What you will do:
Extract each line of the data below exactly as written.

Records that describe figures
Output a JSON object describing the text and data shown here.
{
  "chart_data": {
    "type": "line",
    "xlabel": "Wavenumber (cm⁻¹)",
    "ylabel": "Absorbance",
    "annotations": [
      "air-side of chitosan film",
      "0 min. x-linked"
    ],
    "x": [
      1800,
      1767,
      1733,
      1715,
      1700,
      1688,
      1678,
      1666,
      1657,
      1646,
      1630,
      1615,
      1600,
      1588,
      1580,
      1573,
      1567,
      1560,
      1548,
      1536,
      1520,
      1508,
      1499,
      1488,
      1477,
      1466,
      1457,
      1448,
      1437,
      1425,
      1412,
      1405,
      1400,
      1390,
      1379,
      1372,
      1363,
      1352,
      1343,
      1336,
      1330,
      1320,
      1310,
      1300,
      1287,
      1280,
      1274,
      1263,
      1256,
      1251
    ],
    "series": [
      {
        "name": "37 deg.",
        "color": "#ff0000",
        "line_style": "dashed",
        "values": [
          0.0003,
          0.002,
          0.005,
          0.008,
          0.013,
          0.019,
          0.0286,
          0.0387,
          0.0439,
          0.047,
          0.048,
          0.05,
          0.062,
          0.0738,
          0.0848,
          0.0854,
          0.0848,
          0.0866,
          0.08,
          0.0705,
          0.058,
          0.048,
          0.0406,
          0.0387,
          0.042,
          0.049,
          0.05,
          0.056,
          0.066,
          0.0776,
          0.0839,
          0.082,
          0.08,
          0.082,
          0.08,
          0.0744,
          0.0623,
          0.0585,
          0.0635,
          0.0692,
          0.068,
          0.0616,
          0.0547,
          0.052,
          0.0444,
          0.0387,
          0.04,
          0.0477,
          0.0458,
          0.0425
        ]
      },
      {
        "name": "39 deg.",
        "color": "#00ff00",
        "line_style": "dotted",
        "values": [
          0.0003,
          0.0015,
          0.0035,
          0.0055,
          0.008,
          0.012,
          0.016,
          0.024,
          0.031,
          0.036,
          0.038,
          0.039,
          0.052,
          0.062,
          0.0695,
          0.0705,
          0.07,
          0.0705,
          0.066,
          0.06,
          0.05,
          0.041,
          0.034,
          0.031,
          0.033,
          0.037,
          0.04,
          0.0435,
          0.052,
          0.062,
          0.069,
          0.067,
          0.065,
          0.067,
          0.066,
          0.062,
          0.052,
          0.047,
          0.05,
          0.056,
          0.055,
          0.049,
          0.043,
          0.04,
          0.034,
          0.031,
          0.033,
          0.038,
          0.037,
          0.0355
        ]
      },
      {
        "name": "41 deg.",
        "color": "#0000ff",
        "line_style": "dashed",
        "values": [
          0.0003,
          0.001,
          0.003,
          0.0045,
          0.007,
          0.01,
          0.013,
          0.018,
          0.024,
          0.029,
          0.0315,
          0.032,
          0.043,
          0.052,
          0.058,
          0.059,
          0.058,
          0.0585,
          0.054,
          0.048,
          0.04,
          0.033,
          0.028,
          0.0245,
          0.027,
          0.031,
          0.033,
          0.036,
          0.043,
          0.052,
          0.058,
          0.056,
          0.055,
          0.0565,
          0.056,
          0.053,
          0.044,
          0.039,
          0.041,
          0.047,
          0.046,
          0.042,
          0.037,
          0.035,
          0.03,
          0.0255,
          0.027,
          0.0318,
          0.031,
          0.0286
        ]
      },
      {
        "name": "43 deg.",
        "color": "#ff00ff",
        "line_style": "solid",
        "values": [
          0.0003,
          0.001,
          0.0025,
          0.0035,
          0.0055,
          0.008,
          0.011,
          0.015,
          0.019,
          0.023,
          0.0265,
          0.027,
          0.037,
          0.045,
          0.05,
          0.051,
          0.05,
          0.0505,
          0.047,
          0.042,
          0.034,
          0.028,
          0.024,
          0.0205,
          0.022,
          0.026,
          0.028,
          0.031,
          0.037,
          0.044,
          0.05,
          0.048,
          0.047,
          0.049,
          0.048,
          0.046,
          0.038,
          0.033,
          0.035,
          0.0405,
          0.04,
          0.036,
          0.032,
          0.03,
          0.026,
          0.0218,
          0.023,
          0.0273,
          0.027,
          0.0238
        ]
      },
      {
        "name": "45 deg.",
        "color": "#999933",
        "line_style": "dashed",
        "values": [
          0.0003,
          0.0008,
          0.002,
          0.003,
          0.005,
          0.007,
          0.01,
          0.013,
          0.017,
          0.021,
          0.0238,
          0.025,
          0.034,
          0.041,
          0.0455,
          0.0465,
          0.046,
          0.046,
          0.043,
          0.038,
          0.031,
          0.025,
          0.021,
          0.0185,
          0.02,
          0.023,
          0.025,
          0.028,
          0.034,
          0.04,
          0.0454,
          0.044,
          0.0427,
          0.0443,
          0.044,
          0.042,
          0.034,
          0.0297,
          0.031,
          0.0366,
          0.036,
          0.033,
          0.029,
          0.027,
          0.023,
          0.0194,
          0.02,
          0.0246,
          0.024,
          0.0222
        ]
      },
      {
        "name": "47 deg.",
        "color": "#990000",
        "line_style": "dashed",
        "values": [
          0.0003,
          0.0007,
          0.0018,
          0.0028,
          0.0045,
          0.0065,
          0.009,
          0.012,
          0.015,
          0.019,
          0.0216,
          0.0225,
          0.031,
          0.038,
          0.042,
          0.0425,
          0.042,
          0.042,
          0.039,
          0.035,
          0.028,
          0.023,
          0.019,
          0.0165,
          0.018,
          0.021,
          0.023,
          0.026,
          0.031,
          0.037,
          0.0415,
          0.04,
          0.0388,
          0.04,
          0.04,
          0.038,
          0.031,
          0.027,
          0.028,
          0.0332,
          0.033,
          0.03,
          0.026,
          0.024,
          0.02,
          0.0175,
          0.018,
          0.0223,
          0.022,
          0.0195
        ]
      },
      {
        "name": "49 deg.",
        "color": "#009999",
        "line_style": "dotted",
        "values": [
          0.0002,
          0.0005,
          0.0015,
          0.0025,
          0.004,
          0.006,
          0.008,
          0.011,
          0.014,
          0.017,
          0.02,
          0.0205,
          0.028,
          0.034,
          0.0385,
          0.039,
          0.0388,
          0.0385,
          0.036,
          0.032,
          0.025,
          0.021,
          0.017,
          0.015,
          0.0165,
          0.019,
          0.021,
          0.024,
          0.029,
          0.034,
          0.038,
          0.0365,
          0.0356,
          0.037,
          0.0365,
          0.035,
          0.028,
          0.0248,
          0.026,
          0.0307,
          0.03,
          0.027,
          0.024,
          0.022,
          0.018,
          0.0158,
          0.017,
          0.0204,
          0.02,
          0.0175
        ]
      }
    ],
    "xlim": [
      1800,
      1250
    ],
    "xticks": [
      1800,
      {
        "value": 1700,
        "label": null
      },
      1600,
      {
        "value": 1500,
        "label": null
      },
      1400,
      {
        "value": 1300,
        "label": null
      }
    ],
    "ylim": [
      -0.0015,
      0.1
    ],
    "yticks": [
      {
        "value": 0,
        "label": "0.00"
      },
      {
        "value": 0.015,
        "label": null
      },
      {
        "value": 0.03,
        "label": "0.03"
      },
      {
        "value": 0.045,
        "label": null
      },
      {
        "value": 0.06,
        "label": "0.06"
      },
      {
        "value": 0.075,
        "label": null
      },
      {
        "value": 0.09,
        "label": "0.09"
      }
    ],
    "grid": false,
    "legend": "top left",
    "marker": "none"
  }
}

Solution:
Output a JSON object describing the text and data shown here.
{
  "chart_data": {
    "type": "line",
    "xlabel": "Wavenumber (cm⁻¹)",
    "ylabel": "Absorbance",
    "annotations": [
      "air-side of chitosan film",
      "0 min. x-linked"
    ],
    "x": [
      1800,
      1767,
      1733,
      1715,
      1700,
      1688,
      1678,
      1666,
      1657,
      1646,
      1630,
      1615,
      1600,
      1588,
      1580,
      1573,
      1567,
      1560,
      1548,
      1536,
      1520,
      1508,
      1499,
      1488,
      1477,
      1466,
      1457,
      1448,
      1437,
      1425,
      1412,
      1405,
      1400,
      1390,
      1379,
      1372,
      1363,
      1352,
      1343,
      1336,
      1330,
      1320,
      1310,
      1300,
      1287,
      1280,
      1274,
      1263,
      1256,
      1251
    ],
    "series": [
      {
        "name": "37 deg.",
        "color": "#ff0000",
        "line_style": "dashed",
        "values": [
          0.0003,
          0.002,
          0.005,
          0.008,
          0.013,
          0.019,
          0.0286,
          0.0387,
          0.0439,
          0.047,
          0.048,
          0.05,
          0.062,
          0.0738,
          0.0848,
          0.0854,
          0.0848,
          0.0866,
          0.08,
          0.0705,
          0.058,
          0.048,
          0.0406,
          0.0387,
          0.042,
          0.049,
          0.05,
          0.056,
          0.066,
          0.0776,
          0.0839,
          0.082,
          0.08,
          0.082,
          0.08,
          0.0744,
          0.0623,
          0.0585,
          0.0635,
          0.0692,
          0.068,
          0.0616,
          0.0547,
          0.052,
          0.0444,
          0.0387,
          0.04,
          0.0477,
          0.0458,
          0.0425
        ]
      },
      {
        "name": "39 deg.",
        "color": "#00ff00",
        "line_style": "dotted",
        "values": [
          0.0003,
          0.0015,
          0.0035,
          0.0055,
          0.008,
          0.012,
          0.016,
          0.024,
          0.031,
          0.036,
          0.038,
          0.039,
          0.052,
          0.062,
          0.0695,
          0.0705,
          0.07,
          0.0705,
          0.066,
          0.06,
          0.05,
          0.041,
          0.034,
          0.031,
          0.033,
          0.037,
          0.04,
          0.0435,
          0.052,
          0.062,
          0.069,
          0.067,
          0.065,
          0.067,
          0.066,
          0.062,
          0.052,
          0.047,
          0.05,
          0.056,
          0.055,
          0.049,
          0.043,
          0.04,
          0.034,
          0.031,
          0.033,
          0.038,
          0.037,
          0.0355
        ]
      },
      {
        "name": "41 deg.",
        "color": "#0000ff",
        "line_style": "dashed",
        "values": [
          0.0003,
          0.001,
          0.003,
          0.0045,
          0.007,
          0.01,
          0.013,
          0.018,
          0.024,
          0.029,
          0.0315,
          0.032,
          0.043,
          0.052,
          0.058,
          0.059,
          0.058,
          0.0585,
          0.054,
          0.048,
          0.04,
          0.033,
          0.028,
          0.0245,
          0.027,
          0.031,
          0.033,
          0.036,
          0.043,
          0.052,
          0.058,
          0.056,
          0.055,
          0.0565,
          0.056,
          0.053,
          0.044,
          0.039,
          0.041,
          0.047,
          0.046,
          0.042,
          0.037,
          0.035,
          0.03,
          0.0255,
          0.027,
          0.0318,
          0.031,
          0.0286
        ]
      },
      {
        "name": "43 deg.",
        "color": "#ff00ff",
        "line_style": "solid",
        "values": [
          0.0003,
          0.001,
          0.0025,
          0.0035,
          0.0055,
          0.008,
          0.011,
          0.015,
          0.019,
          0.023,
          0.0265,
          0.027,
          0.037,
          0.045,
          0.05,
          0.051,
          0.05,
          0.0505,
          0.047,
          0.042,
          0.034,
          0.028,
          0.024,
          0.0205,
          0.022,
          0.026,
          0.028,
          0.031,
          0.037,
          0.044,
          0.05,
          0.048,
          0.047,
          0.049,
          0.048,
          0.046,
          0.038,
          0.033,
          0.035,
          0.0405,
          0.04,
          0.036,
          0.032,
          0.03,
          0.026,
          0.0218,
          0.023,
          0.0273,
          0.027,
          0.0238
        ]
      },
      {
        "name": "45 deg.",
        "color": "#999933",
        "line_style": "dashed",
        "values": [
          0.0003,
          0.0008,
          0.002,
          0.003,
          0.005,
          0.007,
          0.01,
          0.013,
          0.017,
          0.021,
          0.0238,
          0.025,
          0.034,
          0.041,
          0.0455,
          0.0465,
          0.046,
          0.046,
          0.043,
          0.038,
          0.031,
          0.025,
          0.021,
          0.0185,
          0.02,
          0.023,
          0.025,
          0.028,
          0.034,
          0.04,
          0.0454,
          0.044,
          0.0427,
          0.0443,
          0.044,
          0.042,
          0.034,
          0.0297,
          0.031,
          0.0366,
          0.036,
          0.033,
          0.029,
          0.027,
          0.023,
          0.0194,
          0.02,
          0.0246,
          0.024,
          0.0222
        ]
      },
      {
        "name": "47 deg.",
        "color": "#990000",
        "line_style": "dashed",
        "values": [
          0.0003,
          0.0007,
          0.0018,
          0.0028,
          0.0045,
          0.0065,
          0.009,
          0.012,
          0.015,
          0.019,
          0.0216,
          0.0225,
          0.031,
          0.038,
          0.042,
          0.0425,
          0.042,
          0.042,
          0.039,
          0.035,
          0.028,
          0.023,
          0.019,
          0.0165,
          0.018,
          0.021,
          0.023,
          0.026,
          0.031,
          0.037,
          0.0415,
          0.04,
          0.0388,
          0.04,
          0.04,
          0.038,
          0.031,
          0.027,
          0.028,
          0.0332,
          0.033,
          0.03,
          0.026,
          0.024,
          0.02,
          0.0175,
          0.018,
          0.0223,
          0.022,
          0.0195
        ]
      },
      {
        "name": "49 deg.",
        "color": "#009999",
        "line_style": "dotted",
        "values": [
          0.0002,
          0.0005,
          0.0015,
          0.0025,
          0.004,
          0.006,
          0.008,
          0.011,
          0.014,
          0.017,
          0.02,
          0.0205,
          0.028,
          0.034,
          0.0385,
          0.039,
          0.0388,
          0.0385,
          0.036,
          0.032,
          0.025,
          0.021,
          0.017,
          0.015,
          0.0165,
          0.019,
          0.021,
          0.024,
          0.029,
          0.034,
          0.038,
          0.0365,
          0.0356,
          0.037,
          0.0365,
          0.035,
          0.028,
          0.0248,
          0.026,
          0.0307,
          0.03,
          0.027,
          0.024,
          0.022,
          0.018,
          0.0158,
          0.017,
          0.0204,
          0.02,
          0.0175
        ]
      }
    ],
    "xlim": [
      1800,
      1250
    ],
    "xticks": [
      1800,
      {
        "value": 1700,
        "label": null
      },
      1600,
      {
        "value": 1500,
        "label": null
      },
      1400,
      {
        "value": 1300,
        "label": null
      }
    ],
    "ylim": [
      -0.0015,
      0.1
    ],
    "yticks": [
      {
        "value": 0,
        "label": "0.00"
      },
      {
        "value": 0.015,
        "label": null
      },
      {
        "value": 0.03,
        "label": "0.03"
      },
      {
        "value": 0.045,
        "label": null
      },
      {
        "value": 0.06,
        "label": "0.06"
      },
      {
        "value": 0.075,
        "label": null
      },
      {
        "value": 0.09,
        "label": "0.09"
      }
    ],
    "grid": false,
    "legend": "top left",
    "marker": "none"
  }
}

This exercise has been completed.